### SOURCE MATERIAL
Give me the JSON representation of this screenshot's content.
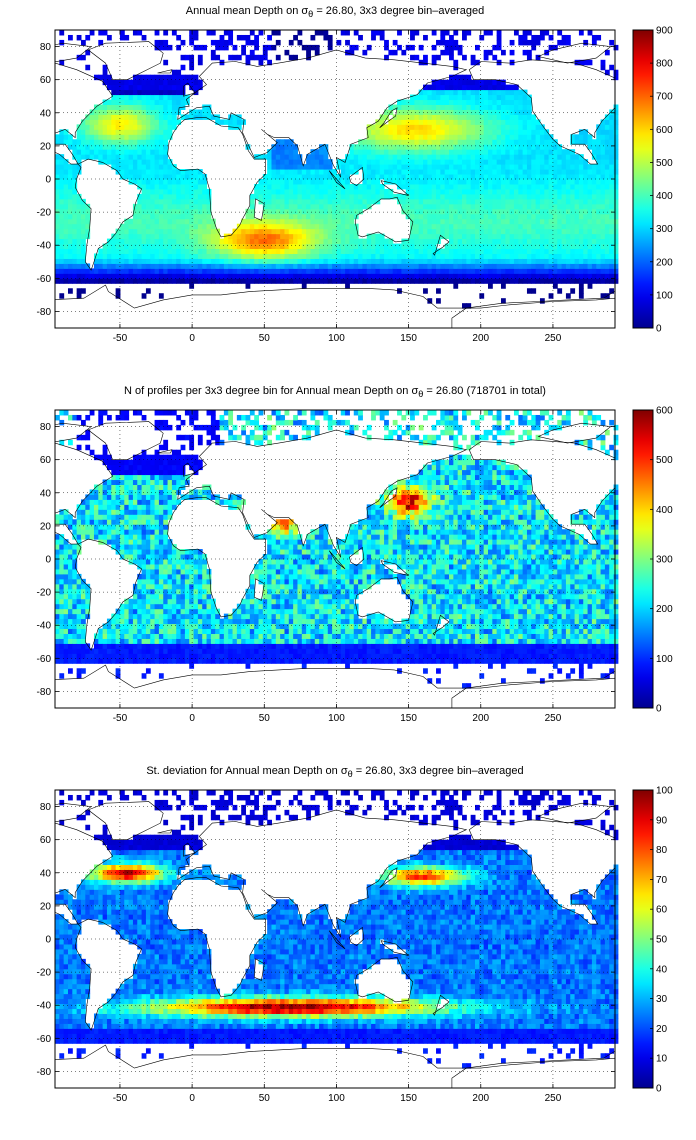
{
  "jet_colors": [
    "#00008f",
    "#0000ff",
    "#0080ff",
    "#00ffff",
    "#80ff80",
    "#ffff00",
    "#ff8000",
    "#ff0000",
    "#800000"
  ],
  "land_color": "#ffffff",
  "chart_data": [
    {
      "type": "heatmap",
      "title_parts": {
        "prefix": "Annual mean Depth on ",
        "symbol": "σ",
        "subscript": "θ",
        "suffix": " = 26.80, 3x3 degree bin–averaged"
      },
      "xlabel": "",
      "ylabel": "",
      "xlim": [
        -95,
        293
      ],
      "ylim": [
        -90,
        90
      ],
      "xticks": [
        -50,
        0,
        50,
        100,
        150,
        200,
        250
      ],
      "yticks": [
        -80,
        -60,
        -40,
        -20,
        0,
        20,
        40,
        60,
        80
      ],
      "colorbar": {
        "min": 0,
        "max": 900,
        "ticks": [
          0,
          100,
          200,
          300,
          400,
          500,
          600,
          700,
          800,
          900
        ]
      },
      "grid": true,
      "field": "depth"
    },
    {
      "type": "heatmap",
      "title_parts": {
        "prefix": "N of profiles per 3x3 degree bin for Annual mean Depth on ",
        "symbol": "σ",
        "subscript": "θ",
        "suffix": " = 26.80 (718701 in total)"
      },
      "xlabel": "",
      "ylabel": "",
      "xlim": [
        -95,
        293
      ],
      "ylim": [
        -90,
        90
      ],
      "xticks": [
        -50,
        0,
        50,
        100,
        150,
        200,
        250
      ],
      "yticks": [
        -80,
        -60,
        -40,
        -20,
        0,
        20,
        40,
        60,
        80
      ],
      "colorbar": {
        "min": 0,
        "max": 600,
        "ticks": [
          0,
          100,
          200,
          300,
          400,
          500,
          600
        ]
      },
      "grid": true,
      "field": "count"
    },
    {
      "type": "heatmap",
      "title_parts": {
        "prefix": "St. deviation for Annual mean Depth on ",
        "symbol": "σ",
        "subscript": "θ",
        "suffix": " = 26.80, 3x3 degree bin–averaged"
      },
      "xlabel": "",
      "ylabel": "",
      "xlim": [
        -95,
        293
      ],
      "ylim": [
        -90,
        90
      ],
      "xticks": [
        -50,
        0,
        50,
        100,
        150,
        200,
        250
      ],
      "yticks": [
        -80,
        -60,
        -40,
        -20,
        0,
        20,
        40,
        60,
        80
      ],
      "colorbar": {
        "min": 0,
        "max": 100,
        "ticks": [
          0,
          10,
          20,
          30,
          40,
          50,
          60,
          70,
          80,
          90,
          100
        ]
      },
      "grid": true,
      "field": "std"
    }
  ]
}
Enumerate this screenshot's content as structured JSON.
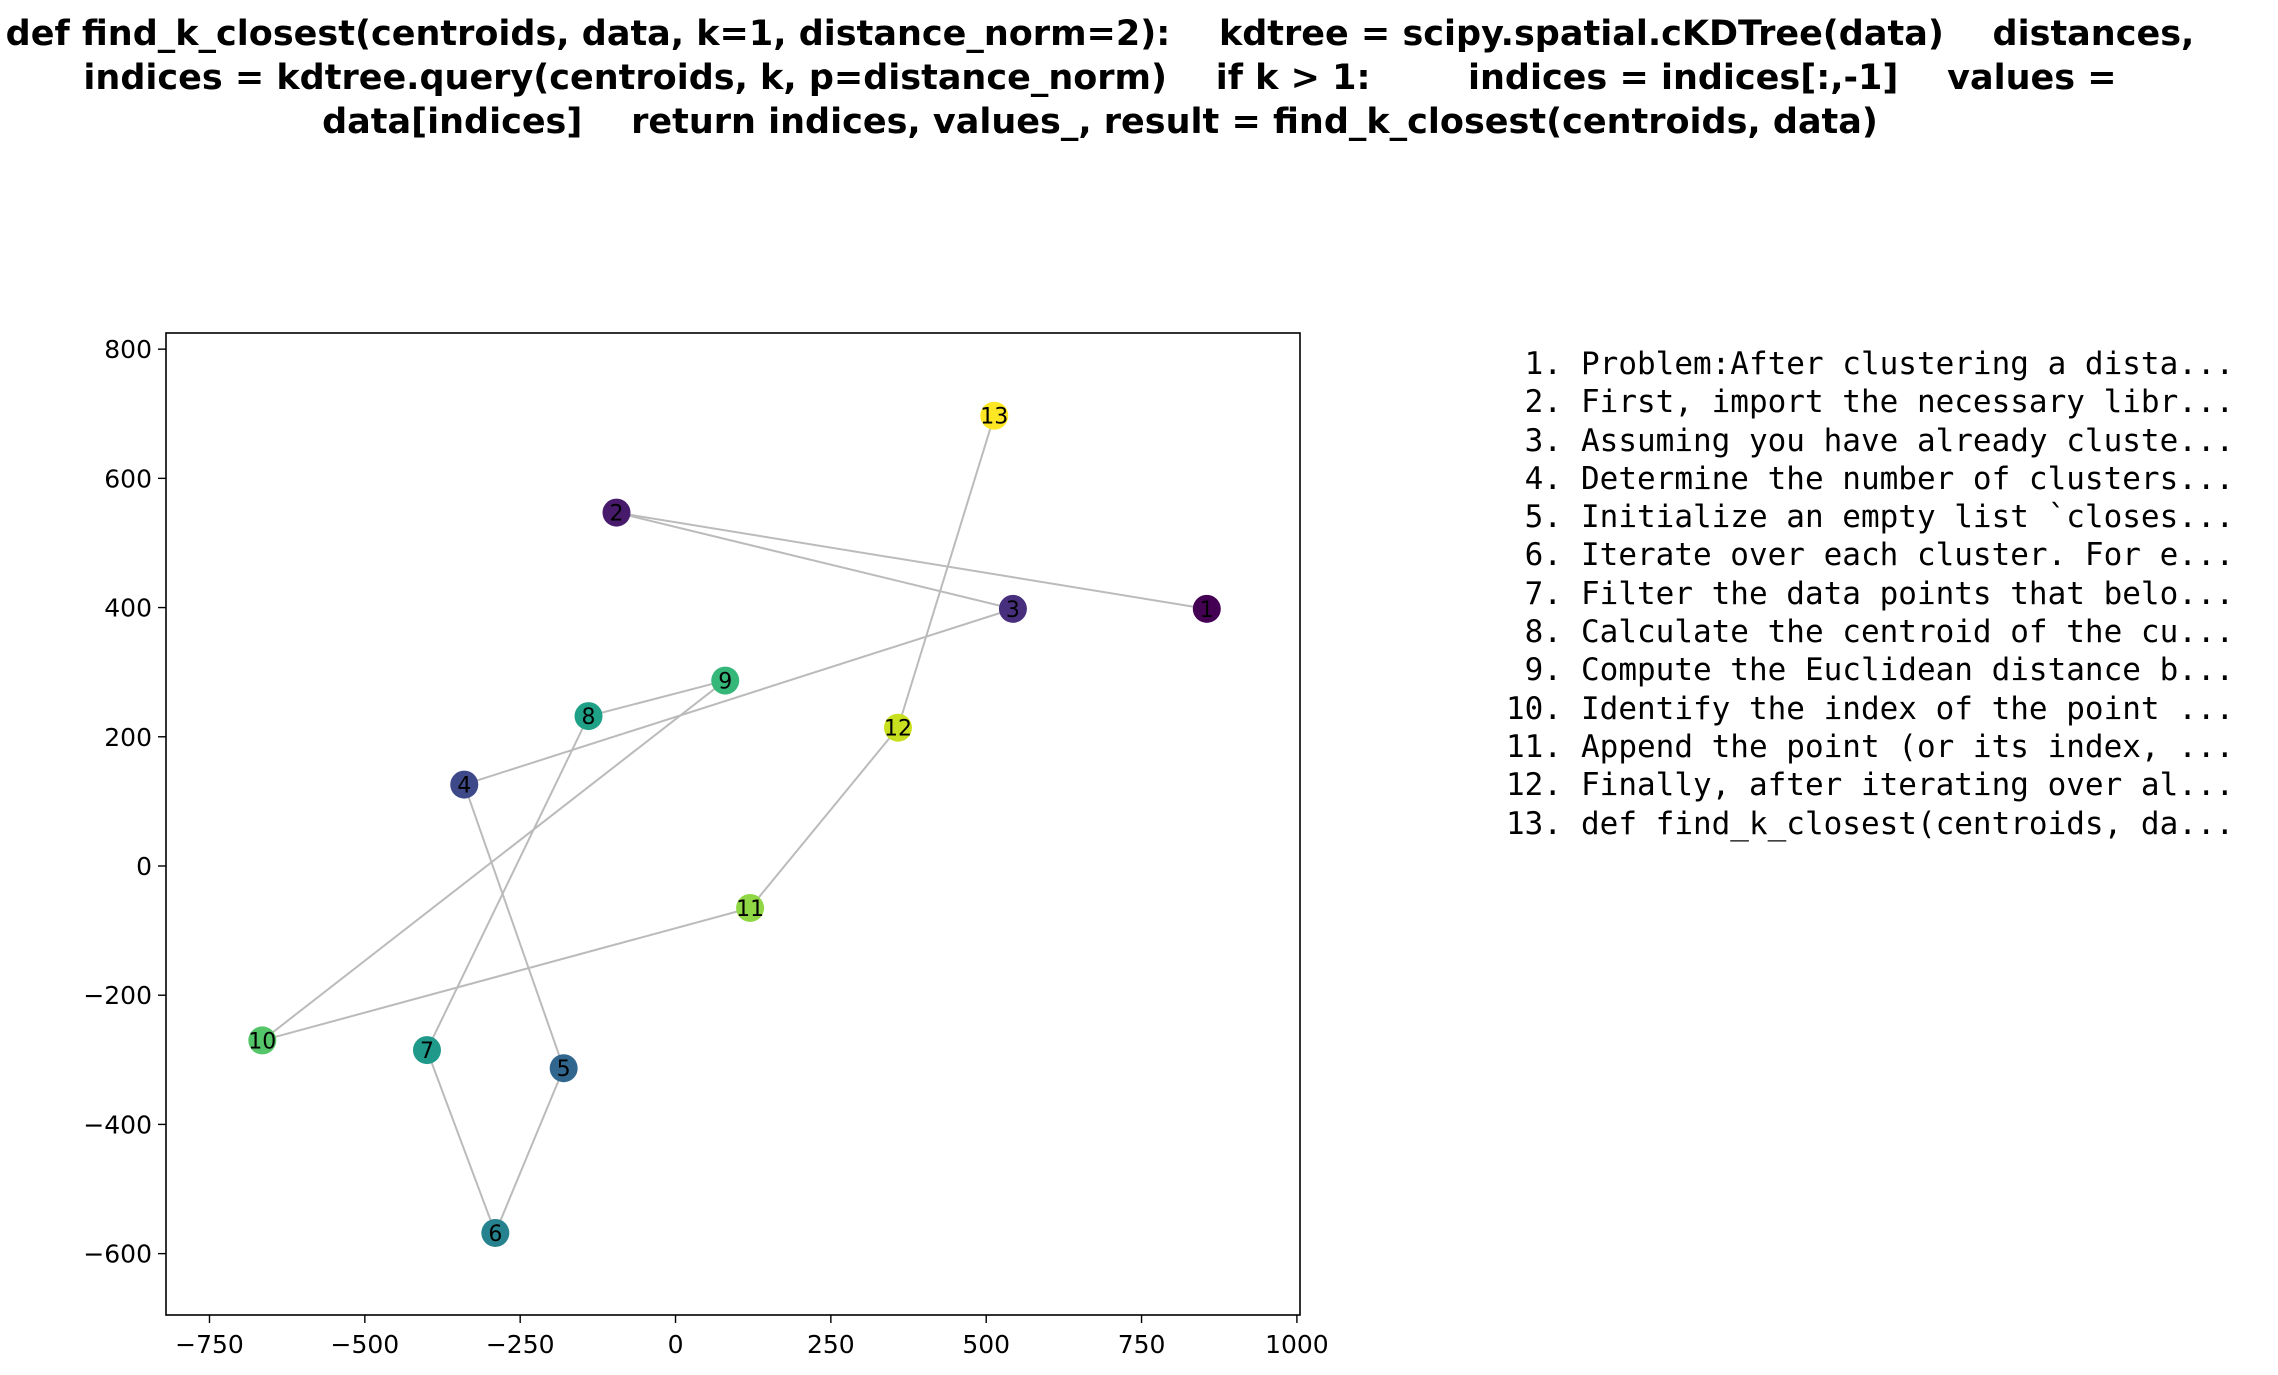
{
  "chart_data": {
    "type": "scatter",
    "title": "def find_k_closest(centroids, data, k=1, distance_norm=2):    kdtree = scipy.spatial.cKDTree(data)    distances, indices = kdtree.query(centroids, k, p=distance_norm)    if k > 1:        indices = indices[:,-1]    values = data[indices]    return indices, values_, result = find_k_closest(centroids, data)",
    "xlim": [
      -820,
      1005
    ],
    "ylim": [
      -695,
      825
    ],
    "x_ticks": [
      -750,
      -500,
      -250,
      0,
      250,
      500,
      750,
      1000
    ],
    "y_ticks": [
      800,
      600,
      400,
      200,
      0,
      -200,
      -400,
      -600
    ],
    "grid": false,
    "colormap": "viridis",
    "connecting_line_color": "#bbbbbb",
    "points": [
      {
        "label": "1",
        "x": 855,
        "y": 398,
        "color": "#440154"
      },
      {
        "label": "2",
        "x": -95,
        "y": 547,
        "color": "#481a6c"
      },
      {
        "label": "3",
        "x": 543,
        "y": 398,
        "color": "#472f7d"
      },
      {
        "label": "4",
        "x": -340,
        "y": 126,
        "color": "#3e4989"
      },
      {
        "label": "5",
        "x": -180,
        "y": -313,
        "color": "#31678e"
      },
      {
        "label": "6",
        "x": -290,
        "y": -568,
        "color": "#26828e"
      },
      {
        "label": "7",
        "x": -400,
        "y": -285,
        "color": "#1f9a8a"
      },
      {
        "label": "8",
        "x": -140,
        "y": 232,
        "color": "#1fa188"
      },
      {
        "label": "9",
        "x": 80,
        "y": 287,
        "color": "#35b779"
      },
      {
        "label": "10",
        "x": -665,
        "y": -270,
        "color": "#54c568"
      },
      {
        "label": "11",
        "x": 120,
        "y": -65,
        "color": "#8fd744"
      },
      {
        "label": "12",
        "x": 358,
        "y": 214,
        "color": "#c8e020"
      },
      {
        "label": "13",
        "x": 513,
        "y": 697,
        "color": "#fde725"
      }
    ],
    "path_order": [
      "1",
      "2",
      "3",
      "4",
      "5",
      "6",
      "7",
      "8",
      "9",
      "10",
      "11",
      "12",
      "13"
    ]
  },
  "steps": [
    {
      "num": "1.",
      "text": "Problem:After clustering a dista..."
    },
    {
      "num": "2.",
      "text": "First, import the necessary libr..."
    },
    {
      "num": "3.",
      "text": "Assuming you have already cluste..."
    },
    {
      "num": "4.",
      "text": "Determine the number of clusters..."
    },
    {
      "num": "5.",
      "text": "Initialize an empty list `closes..."
    },
    {
      "num": "6.",
      "text": "Iterate over each cluster. For e..."
    },
    {
      "num": "7.",
      "text": "Filter the data points that belo..."
    },
    {
      "num": "8.",
      "text": "Calculate the centroid of the cu..."
    },
    {
      "num": "9.",
      "text": "Compute the Euclidean distance b..."
    },
    {
      "num": "10.",
      "text": "Identify the index of the point ..."
    },
    {
      "num": "11.",
      "text": "Append the point (or its index, ..."
    },
    {
      "num": "12.",
      "text": "Finally, after iterating over al..."
    },
    {
      "num": "13.",
      "text": "def find_k_closest(centroids, da..."
    }
  ]
}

### THE PROBLEM
Find every line containing the word "mean", then give the total and nothing more.

### FINAL RESULT
3